#### Source records
▬▬▬▬▬▬▬▬▬▬
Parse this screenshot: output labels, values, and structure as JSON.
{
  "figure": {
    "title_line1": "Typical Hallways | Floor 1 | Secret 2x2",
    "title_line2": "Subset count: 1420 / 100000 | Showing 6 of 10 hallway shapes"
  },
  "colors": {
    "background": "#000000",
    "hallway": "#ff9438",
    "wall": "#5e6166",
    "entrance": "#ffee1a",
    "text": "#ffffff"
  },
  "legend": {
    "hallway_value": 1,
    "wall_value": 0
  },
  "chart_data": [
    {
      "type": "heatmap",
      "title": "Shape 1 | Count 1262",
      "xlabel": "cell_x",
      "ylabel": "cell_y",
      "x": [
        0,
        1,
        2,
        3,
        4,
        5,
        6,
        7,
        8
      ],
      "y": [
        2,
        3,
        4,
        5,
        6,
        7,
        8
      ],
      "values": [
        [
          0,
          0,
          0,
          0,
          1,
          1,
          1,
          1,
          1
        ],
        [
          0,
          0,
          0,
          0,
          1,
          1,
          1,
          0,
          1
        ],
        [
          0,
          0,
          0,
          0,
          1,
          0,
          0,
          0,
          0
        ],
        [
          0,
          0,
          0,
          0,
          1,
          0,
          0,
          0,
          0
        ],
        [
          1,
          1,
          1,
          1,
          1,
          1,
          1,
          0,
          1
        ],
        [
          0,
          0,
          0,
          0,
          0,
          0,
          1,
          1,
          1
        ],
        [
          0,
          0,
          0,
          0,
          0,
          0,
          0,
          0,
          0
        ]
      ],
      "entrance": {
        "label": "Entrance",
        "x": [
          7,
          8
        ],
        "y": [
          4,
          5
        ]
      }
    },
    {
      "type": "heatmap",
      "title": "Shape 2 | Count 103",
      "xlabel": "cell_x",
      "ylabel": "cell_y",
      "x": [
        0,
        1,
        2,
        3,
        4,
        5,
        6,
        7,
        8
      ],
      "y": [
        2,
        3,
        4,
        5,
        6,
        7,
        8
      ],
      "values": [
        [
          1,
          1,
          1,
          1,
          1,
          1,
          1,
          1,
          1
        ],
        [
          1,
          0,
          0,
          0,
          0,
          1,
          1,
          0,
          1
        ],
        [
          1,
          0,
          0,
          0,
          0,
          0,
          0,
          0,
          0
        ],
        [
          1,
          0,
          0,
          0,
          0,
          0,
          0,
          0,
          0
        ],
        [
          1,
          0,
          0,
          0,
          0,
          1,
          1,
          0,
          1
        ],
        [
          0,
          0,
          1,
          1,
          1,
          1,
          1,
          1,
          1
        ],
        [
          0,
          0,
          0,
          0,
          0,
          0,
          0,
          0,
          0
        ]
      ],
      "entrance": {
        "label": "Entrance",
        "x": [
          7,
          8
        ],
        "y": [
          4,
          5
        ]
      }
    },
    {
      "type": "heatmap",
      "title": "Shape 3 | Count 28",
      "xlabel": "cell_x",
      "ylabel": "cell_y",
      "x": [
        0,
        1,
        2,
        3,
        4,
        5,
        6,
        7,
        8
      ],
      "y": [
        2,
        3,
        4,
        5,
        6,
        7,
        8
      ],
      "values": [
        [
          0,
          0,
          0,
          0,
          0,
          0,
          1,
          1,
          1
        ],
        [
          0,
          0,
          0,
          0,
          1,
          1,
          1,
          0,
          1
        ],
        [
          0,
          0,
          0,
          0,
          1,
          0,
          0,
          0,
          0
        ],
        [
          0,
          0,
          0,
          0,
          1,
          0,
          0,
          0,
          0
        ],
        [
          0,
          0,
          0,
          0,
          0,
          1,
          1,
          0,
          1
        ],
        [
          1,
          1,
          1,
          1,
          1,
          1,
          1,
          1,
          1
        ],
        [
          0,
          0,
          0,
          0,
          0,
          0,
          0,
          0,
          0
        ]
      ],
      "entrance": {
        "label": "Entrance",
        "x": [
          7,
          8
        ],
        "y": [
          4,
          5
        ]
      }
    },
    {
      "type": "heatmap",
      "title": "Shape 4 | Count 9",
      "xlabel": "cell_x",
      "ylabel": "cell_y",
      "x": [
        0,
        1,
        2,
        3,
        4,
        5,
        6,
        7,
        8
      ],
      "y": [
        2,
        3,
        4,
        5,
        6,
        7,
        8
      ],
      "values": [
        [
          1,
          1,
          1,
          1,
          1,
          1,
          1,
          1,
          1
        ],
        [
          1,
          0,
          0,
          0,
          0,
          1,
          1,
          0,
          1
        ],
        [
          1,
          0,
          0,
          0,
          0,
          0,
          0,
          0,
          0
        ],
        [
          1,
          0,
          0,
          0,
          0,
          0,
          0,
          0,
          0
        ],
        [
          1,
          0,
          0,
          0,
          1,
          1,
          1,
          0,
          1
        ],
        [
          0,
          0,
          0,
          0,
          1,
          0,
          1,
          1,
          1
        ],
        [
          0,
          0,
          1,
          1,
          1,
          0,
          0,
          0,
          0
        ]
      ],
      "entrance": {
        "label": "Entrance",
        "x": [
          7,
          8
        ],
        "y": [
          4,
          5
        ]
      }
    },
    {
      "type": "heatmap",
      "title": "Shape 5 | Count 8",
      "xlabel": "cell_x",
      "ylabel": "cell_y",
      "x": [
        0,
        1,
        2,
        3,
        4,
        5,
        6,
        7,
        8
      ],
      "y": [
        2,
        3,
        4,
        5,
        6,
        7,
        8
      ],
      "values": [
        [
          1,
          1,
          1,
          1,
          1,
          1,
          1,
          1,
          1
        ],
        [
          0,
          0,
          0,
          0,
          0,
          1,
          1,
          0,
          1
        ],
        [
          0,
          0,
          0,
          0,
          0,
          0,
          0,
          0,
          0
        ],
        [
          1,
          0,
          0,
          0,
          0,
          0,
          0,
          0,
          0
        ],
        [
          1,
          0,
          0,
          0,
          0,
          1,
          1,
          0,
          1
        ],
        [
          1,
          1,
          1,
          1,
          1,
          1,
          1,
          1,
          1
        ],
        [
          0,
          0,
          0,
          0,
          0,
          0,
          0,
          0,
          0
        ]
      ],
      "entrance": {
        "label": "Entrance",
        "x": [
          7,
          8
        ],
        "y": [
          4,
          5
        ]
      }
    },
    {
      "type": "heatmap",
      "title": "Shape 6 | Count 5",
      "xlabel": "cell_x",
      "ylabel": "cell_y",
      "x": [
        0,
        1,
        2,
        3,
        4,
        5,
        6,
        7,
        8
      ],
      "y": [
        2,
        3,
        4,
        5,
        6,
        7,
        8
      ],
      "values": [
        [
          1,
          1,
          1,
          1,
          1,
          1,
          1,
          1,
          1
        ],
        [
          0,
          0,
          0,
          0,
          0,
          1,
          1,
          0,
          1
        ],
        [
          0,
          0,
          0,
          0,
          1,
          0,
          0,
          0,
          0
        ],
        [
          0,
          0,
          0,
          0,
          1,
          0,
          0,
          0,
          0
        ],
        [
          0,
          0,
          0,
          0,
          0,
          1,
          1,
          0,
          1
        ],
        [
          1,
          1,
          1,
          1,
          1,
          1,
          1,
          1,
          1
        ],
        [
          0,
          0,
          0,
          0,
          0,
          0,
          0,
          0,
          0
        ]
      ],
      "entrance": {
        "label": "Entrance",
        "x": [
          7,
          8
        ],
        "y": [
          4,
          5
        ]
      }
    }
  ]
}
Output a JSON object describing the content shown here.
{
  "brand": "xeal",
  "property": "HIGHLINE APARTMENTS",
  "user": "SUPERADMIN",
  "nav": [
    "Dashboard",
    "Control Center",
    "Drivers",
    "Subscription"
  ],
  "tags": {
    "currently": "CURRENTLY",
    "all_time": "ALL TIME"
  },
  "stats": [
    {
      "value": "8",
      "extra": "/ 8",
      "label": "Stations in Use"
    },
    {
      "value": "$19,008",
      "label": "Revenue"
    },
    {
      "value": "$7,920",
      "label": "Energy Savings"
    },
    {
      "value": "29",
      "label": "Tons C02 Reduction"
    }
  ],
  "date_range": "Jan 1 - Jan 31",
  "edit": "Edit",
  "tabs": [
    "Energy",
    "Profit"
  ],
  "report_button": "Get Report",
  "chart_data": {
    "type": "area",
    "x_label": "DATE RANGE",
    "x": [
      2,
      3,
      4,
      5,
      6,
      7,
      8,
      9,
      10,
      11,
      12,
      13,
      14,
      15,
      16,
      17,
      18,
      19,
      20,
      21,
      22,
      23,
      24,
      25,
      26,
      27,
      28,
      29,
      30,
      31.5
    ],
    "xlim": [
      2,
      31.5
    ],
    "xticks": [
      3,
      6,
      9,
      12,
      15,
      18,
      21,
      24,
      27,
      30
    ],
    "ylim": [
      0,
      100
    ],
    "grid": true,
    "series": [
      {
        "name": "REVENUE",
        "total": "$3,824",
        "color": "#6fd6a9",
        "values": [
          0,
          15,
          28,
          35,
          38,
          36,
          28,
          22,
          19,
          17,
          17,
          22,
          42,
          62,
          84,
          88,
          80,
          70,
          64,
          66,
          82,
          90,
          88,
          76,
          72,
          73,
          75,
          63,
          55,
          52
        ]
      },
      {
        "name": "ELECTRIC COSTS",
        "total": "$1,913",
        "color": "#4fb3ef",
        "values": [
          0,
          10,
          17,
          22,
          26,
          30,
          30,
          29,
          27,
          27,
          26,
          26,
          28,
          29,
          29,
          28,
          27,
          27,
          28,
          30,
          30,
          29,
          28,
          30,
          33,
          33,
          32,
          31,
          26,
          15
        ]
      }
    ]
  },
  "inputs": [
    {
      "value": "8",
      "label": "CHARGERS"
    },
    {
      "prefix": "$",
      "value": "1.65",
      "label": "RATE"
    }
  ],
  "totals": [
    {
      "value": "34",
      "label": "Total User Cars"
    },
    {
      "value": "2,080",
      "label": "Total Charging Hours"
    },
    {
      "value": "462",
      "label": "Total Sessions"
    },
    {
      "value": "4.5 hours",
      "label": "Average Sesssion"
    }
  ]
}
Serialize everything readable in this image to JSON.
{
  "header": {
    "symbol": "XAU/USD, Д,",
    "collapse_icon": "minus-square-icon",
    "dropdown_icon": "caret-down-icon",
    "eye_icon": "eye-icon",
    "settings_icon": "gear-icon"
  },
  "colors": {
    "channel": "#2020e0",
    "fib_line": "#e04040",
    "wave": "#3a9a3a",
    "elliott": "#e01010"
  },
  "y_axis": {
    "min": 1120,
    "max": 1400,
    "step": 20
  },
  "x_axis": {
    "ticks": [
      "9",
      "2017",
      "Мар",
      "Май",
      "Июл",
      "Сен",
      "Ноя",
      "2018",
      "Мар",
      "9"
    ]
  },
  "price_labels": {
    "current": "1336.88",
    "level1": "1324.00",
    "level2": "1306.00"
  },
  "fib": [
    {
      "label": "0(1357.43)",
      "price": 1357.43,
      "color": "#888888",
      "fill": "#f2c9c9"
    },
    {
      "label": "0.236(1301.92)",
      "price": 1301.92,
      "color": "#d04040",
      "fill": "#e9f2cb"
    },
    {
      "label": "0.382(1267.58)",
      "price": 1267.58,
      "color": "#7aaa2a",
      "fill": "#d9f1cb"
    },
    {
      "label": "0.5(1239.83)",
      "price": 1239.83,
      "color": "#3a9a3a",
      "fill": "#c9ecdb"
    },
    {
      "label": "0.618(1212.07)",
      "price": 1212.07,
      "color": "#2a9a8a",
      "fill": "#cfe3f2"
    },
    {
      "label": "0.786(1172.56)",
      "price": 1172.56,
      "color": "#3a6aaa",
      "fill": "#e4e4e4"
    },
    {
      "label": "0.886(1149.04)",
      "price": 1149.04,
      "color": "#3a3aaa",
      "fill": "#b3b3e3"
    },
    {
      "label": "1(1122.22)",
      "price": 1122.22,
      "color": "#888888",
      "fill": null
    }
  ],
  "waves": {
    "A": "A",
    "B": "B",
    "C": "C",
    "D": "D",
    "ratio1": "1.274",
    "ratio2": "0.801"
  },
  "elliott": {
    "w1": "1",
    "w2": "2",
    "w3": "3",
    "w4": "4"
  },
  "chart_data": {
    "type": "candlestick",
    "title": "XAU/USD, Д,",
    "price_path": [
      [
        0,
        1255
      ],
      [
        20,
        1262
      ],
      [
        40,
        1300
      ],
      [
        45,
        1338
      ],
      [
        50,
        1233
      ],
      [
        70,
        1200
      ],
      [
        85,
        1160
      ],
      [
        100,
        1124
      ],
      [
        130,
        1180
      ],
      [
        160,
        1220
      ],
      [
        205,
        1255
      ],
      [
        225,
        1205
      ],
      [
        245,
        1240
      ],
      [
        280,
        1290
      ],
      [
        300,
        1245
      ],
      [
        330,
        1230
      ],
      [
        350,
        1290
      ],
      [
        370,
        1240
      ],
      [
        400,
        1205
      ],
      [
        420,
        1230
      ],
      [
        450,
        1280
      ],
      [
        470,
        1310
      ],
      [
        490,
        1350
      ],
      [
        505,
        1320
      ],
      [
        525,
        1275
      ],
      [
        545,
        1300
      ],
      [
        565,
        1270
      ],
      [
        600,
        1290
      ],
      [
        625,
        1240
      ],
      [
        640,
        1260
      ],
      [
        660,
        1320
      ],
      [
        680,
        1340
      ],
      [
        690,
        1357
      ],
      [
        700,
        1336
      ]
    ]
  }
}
▬▬▬▬▬▬▬▬▬▬
#### Your instructions
Looking at the material above, count the lines containing the string "this" and reply with the count alone.

#### Problem solution
2